[START Extract to read]

Event Driven Architecture

December 22, 2023

Overview

Event-driven architecture describes systems at the scope of a cluster of microservices. Services within an event-driven architecture are typically either producers or consumers and there is typically a message broker between them to store these messages so that consumers can scale reactively without risk of losing messages.

Event-driven systems typically excel at reliability and scalability at the expense of some latency. In fact, all distributed systems suffer from increased latency at the expense of modularity. This is due to the fact that communication between machines in the same data-center (and even in the same machine, but different virtual machines) typically incurs a latency cost on the order of milliseconds.

There exists tremendous subtlety between:

Asynchronous event-driven producers that do not use message brokers
Synchronous event-driven producers that do not use message brokers
Synchronous request/response clients

There are trade-offs and exceptions to the generalizations of event-driven architecture mentioned above that exist in these rare manifestations. This post will clarify these subtle distinctions.

Asynchronous

Event-driven systems are primarily asynchronous where messages are sent in a non-blocking manner without a response that is used for further processing.

Pub/Sub with Message Broker

In larger systems, this asynchronous communication is usually complimented by a message broker that sits between producers and consumers. Message brokers provide durability, reliability, and decoupling.

Durability: Messages can be stored on the message broker indefinitely (usually ~14 days) as they typically use persistent storage to store messages (rather than memory).
Reliability: Entire scaling groups of consumers can be lost for the duration of message storage in the broker without losing a single message. Reliability is a product of durability.
Decoupling: Producers don't need to know about consumers, their location or capacity.

Use Cases

The use cases for message brokers like Apache Kafka or Amazon SQS are very broad. Any system that requires the ability to scale to high throughput reactively while guaranteeing message delivery can benefit from adopting these technologies. Learn more at Throughput vs Latency. This is especially true if they can afford slightly higher latency. How much higher depends entirely on the architecture of the system as a whole. Benchmarks do exist which often point to Kafka's ability to keep latencies low despite high throughput (such as this blog post Benchmarking Apache Pulsar, Kafka, and RabbitMQ). However, these benchmarks are highly synthetic and real-world performance can only match those figures in a system that is architected with the same level of simplicity. This may hold true at the very start of a project, but as a system expands to hundreds of microservices and each hop between event-driven services passes through this message broker, it adds to the overall latency of a single request's journey through the system.

Pub/Sub without Message Broker

In smaller systems, implementing Pub/Sub without a message broker can be challenging, but could be the right choice. The increased difficulty comes from the fact that producers cannot produce messages indiscriminately -- they must be aware of the capacity of the consumers. They must also be aware of their location. This may appear simple on the surface, but it adds overhead to maintain this list and update it as consumer groups are added and removed. This overhead would be even greater unless consumer groups have load balancers to maintain individual consumers in those groups (and their inherent failures over time).

Asynchronous event-driven producers that do not utilize message brokers do not wait for a response before considering that task complete and moving on to the next. This means that they do not guarantee at-least-once delivery. Categorizing its behavior as asynchronous event-driven without a message broker does not depend on the producer's use of an asynchronous library. It depends on the producer considering that task as complete immediately after sending the message to the consumer(s), rather than waiting for a response or confirmation of receipt. This mechanism is becoming less common over time as hardware becomes cheaper and smaller, making use of message brokers an easier choice.

[END Extract to read]

Directions:
**1)** Translate this sentence from the event-driven architecture post into Spanish: "Event-driven systems typically excel at reliability and scalability at the expense of some latency."
**2)** Transcribe the event-driven architecture post word for word, covering everything from "Asynchronous event-driven producers that do not use" down to "these subtle distinctions.".
**3)** Go on with the event-driven architecture post, starting right after its final sentence.

[START Extracted material]

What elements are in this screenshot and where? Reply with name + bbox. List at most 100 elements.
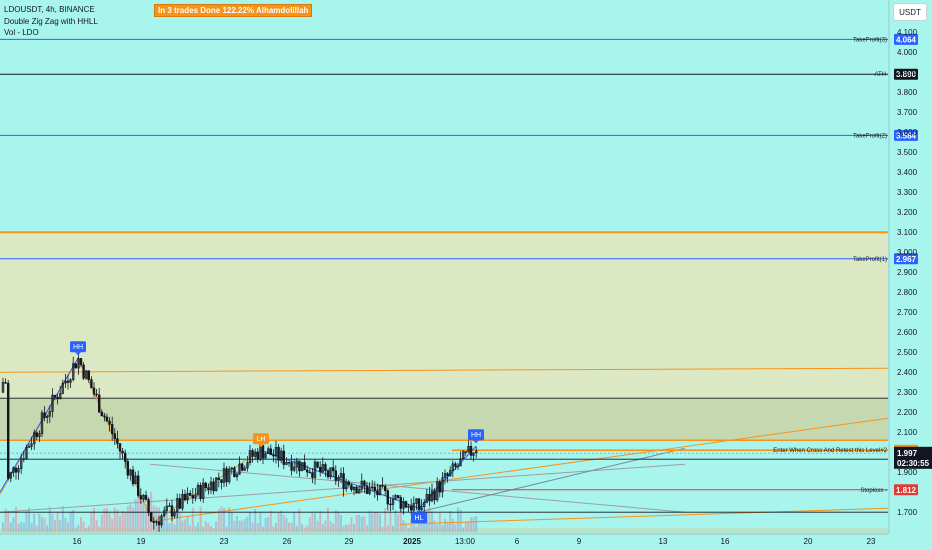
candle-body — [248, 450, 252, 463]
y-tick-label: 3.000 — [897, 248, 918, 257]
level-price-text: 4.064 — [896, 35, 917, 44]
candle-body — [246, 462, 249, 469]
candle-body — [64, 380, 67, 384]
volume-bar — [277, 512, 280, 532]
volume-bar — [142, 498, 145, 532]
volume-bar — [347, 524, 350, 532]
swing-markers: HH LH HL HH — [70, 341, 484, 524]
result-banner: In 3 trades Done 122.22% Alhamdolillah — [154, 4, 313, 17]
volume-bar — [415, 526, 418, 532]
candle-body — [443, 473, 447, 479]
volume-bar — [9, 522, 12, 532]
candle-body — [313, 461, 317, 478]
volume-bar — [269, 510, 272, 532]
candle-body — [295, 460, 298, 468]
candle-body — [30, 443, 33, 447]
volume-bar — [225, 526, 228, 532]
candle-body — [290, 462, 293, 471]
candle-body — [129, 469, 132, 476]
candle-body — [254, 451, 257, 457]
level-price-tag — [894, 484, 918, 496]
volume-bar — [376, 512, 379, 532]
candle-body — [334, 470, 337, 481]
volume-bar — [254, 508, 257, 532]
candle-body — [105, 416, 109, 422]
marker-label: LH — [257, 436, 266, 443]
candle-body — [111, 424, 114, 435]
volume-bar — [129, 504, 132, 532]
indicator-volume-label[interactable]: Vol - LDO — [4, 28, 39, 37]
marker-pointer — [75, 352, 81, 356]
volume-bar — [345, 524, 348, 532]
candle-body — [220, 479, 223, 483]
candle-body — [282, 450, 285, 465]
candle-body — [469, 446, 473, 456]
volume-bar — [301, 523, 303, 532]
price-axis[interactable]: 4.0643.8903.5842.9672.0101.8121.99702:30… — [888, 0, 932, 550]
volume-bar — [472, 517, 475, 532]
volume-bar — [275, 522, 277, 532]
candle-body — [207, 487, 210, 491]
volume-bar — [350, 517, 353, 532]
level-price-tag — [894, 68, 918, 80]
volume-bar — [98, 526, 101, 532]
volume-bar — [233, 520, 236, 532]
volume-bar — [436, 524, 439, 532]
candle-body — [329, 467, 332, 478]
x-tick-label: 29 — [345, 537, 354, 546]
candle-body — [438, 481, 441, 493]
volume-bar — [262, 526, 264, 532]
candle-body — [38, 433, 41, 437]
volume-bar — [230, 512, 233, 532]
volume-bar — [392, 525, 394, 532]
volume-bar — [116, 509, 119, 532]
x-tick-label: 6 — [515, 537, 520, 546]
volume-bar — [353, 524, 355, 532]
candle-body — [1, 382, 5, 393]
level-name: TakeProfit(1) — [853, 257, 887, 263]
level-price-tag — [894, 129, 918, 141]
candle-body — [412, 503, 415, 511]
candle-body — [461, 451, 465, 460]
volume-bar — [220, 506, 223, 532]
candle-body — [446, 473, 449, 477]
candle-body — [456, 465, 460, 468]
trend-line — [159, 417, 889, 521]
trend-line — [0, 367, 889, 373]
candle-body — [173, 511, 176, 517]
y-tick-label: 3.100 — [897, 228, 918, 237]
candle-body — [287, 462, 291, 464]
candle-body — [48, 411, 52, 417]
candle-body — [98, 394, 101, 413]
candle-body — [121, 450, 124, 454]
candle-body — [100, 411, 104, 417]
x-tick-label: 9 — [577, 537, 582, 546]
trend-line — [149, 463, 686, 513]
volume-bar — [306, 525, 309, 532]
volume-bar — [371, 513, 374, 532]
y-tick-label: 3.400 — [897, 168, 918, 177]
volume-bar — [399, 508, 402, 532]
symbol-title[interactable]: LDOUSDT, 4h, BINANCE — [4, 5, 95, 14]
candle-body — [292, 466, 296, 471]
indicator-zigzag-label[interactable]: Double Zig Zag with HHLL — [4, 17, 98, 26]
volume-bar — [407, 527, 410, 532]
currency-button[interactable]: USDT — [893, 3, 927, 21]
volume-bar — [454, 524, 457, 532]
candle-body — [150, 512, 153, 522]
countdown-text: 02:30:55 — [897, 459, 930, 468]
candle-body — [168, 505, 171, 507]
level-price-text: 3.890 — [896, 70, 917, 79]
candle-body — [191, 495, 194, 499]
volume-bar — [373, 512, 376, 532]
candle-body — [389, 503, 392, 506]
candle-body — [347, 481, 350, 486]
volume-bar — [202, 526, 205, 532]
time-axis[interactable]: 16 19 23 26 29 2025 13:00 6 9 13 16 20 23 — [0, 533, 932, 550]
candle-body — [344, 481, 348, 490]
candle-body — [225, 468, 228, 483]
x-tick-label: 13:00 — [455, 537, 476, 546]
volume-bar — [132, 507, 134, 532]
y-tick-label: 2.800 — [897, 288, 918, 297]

[END Extracted material]
[START Extracted material]

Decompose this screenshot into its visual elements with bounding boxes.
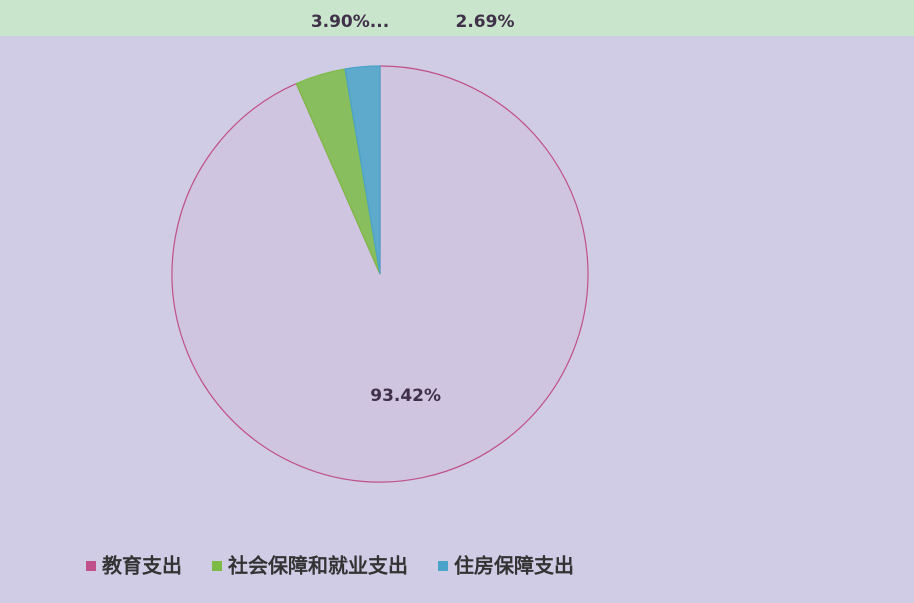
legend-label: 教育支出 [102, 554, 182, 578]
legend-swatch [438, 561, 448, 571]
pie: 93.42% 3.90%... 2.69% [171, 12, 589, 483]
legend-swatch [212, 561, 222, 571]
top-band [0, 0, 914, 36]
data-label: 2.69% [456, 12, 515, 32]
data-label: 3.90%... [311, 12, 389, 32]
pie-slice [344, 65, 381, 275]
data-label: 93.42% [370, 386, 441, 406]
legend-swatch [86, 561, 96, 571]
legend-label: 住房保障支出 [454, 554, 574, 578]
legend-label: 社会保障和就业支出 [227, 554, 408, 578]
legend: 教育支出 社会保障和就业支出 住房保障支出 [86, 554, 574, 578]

[END Extracted material]

Answers to the exercise:
**1)** Los sistemas orientados a eventos suelen destacar en fiabilidad y escalabilidad a costa de cierta latencia.

**2)**
Asynchronous event-driven producers that do not use message brokers
Synchronous event-driven producers that do not use message brokers
Synchronous request/response clients

There are trade-offs and exceptions to the generalizations of event-driven architecture mentioned above that exist in these rare manifestations. This post will clarify these subtle distinctions.

**3)**
This architecture is often backed by UDP.

Use Cases

The use case for this uncommon setup is in smaller systems where resources are scarce. Embedded systems and IoT devices fall under this category. For example, imagine a network of N sensors in a home that produce telemetry to M base devices. The overhead required to store messages persistently in a message broker could make the base devices prohibitively expensive, or require a physical increase in size that would lower its marketability.

Another use case is in scenarios where latency is a greater concern. Removing the overhead of a message broker would reduce latency. However, it's important to remember that a greater importance on low latency requires more co-location between any node that is a member of the network. At the extreme of this spectrum is avoiding distributed systems altogether and co-locating any machine that requires external communication with its counterpart as is common in High-Frequency Trading.

Synchronous

Synchronous communication in event-driven services is rare. It is very similar to synchronous request/response architecture, with an important distinction: In synchronous event-driven mechanisms, producers send a request, wait for a response, but don't continue with any further processing. The task is complete once a response is received.

There's an important distinction between synchronous event-driven systems and asynchronous event-driven systems that use message brokers. Producers of asynchronous event-driven systems that use message brokers may wait for a response from the message broker before considering the task as complete, however, because it doesn't wait for acknowledgement from the consumers, the flow is considered asynchronous.

Another important distinction exists between synchronous event-driven systems and request-response. In request-response, subsequent requests to other services in a network occur with the previous request remaining open. This chain of open requests can span several services in large distributed systems until the final request completes and the chain unwraps. A critical consideration is that if all services' request timeouts are equal, then the first request's timeout is the only one that matters. In synchronous event-driven systems, requests are passed and closed from one service to the next.

Use Cases

Use cases for synchronous event-driven systems are when:

the resource overhead of a message broker cannot be afforded, and
delivery of messages needs to be guaranteed, and
further processing is not required once a response is received

Examples of this are embedded systems, IoT (where each data point being transmitted must be recorded), and robotics (where a robotic arm might use a single serial communication bus to pass events through each joint that contains a dual-core controller alongside its actuator).

Conclusion

The main distinctive attribute of Event-Driven Systems is that each service's task is complete as soon as it hands off a message to the next service. It doesn't wait for a response to then continue more processing after it receives (or doesn't receive) a response. This latter example is Request/Response architecture, which itself has many sub-categories. However, this is not to say that an Event-Driven System can't have some elements of Request/Response. Different architectures complimenting each other in a system is quite common.

Updated: 2023-12-29. More updates expected with table, diagrams, and dynamic priority matrix.